---------- Supplied records ----------

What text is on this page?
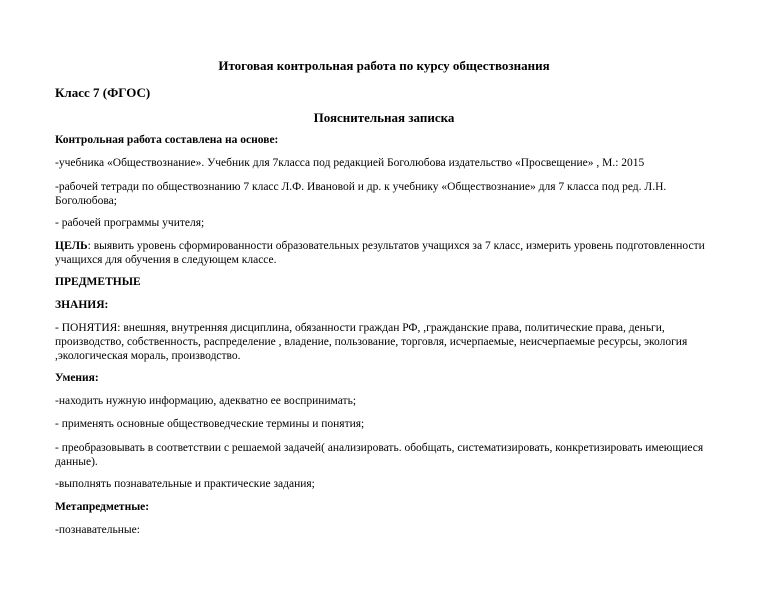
Итоговая контрольная работа по курсу обществознания
Класс 7 (ФГОС)
Пояснительная записка
Контрольная работа составлена на основе:
-учебника «Обществознание». Учебник для 7класса под редакцией Боголюбова издательство «Просвещение» , М.: 2015
-рабочей тетради по обществознанию 7 класс Л.Ф. Ивановой и др. к учебнику «Обществознание» для 7 класса под ред. Л.Н. Боголюбова;
- рабочей программы учителя;
ЦЕЛЬ: выявить уровень сформированности образовательных результатов учащихся за 7 класс, измерить уровень подготовленности учащихся для обучения в следующем классе.
ПРЕДМЕТНЫЕ
ЗНАНИЯ:
- ПОНЯТИЯ: внешняя, внутренняя дисциплина, обязанности граждан РФ, ,гражданские права, политические права, деньги, производство, собственность, распределение , владение, пользование, торговля, исчерпаемые, неисчерпаемые ресурсы, экология ,экологическая мораль, производство.
Умения:
-находить нужную информацию, адекватно ее воспринимать;
- применять основные обществоведческие термины и понятия;
- преобразовывать в соответствии с решаемой задачей( анализировать. обобщать, систематизировать, конкретизировать имеющиеся данные).
-выполнять познавательные и практические задания;
Метапредметные:
-познавательные:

----------

• [Stated task]: Transcribe the whole listing exactly. Pictures stay out of your copy.

• [Response to the task]:
What text is on this page?
Итоговая контрольная работа по курсу обществознания
Класс 7 (ФГОС)
Пояснительная записка
Контрольная работа составлена на основе:
-учебника «Обществознание». Учебник для 7класса под редакцией Боголюбова издательство «Просвещение» , М.: 2015
-рабочей тетради по обществознанию 7 класс Л.Ф. Ивановой и др. к учебнику «Обществознание» для 7 класса под ред. Л.Н. Боголюбова;
- рабочей программы учителя;
ЦЕЛЬ: выявить уровень сформированности образовательных результатов учащихся за 7 класс, измерить уровень подготовленности учащихся для обучения в следующем классе.
ПРЕДМЕТНЫЕ
ЗНАНИЯ:
- ПОНЯТИЯ: внешняя, внутренняя дисциплина, обязанности граждан РФ, ,гражданские права, политические права, деньги, производство, собственность, распределение , владение, пользование, торговля, исчерпаемые, неисчерпаемые ресурсы, экология ,экологическая мораль, производство.
Умения:
-находить нужную информацию, адекватно ее воспринимать;
- применять основные обществоведческие термины и понятия;
- преобразовывать в соответствии с решаемой задачей( анализировать. обобщать, систематизировать, конкретизировать имеющиеся данные).
-выполнять познавательные и практические задания;
Метапредметные:
-познавательные:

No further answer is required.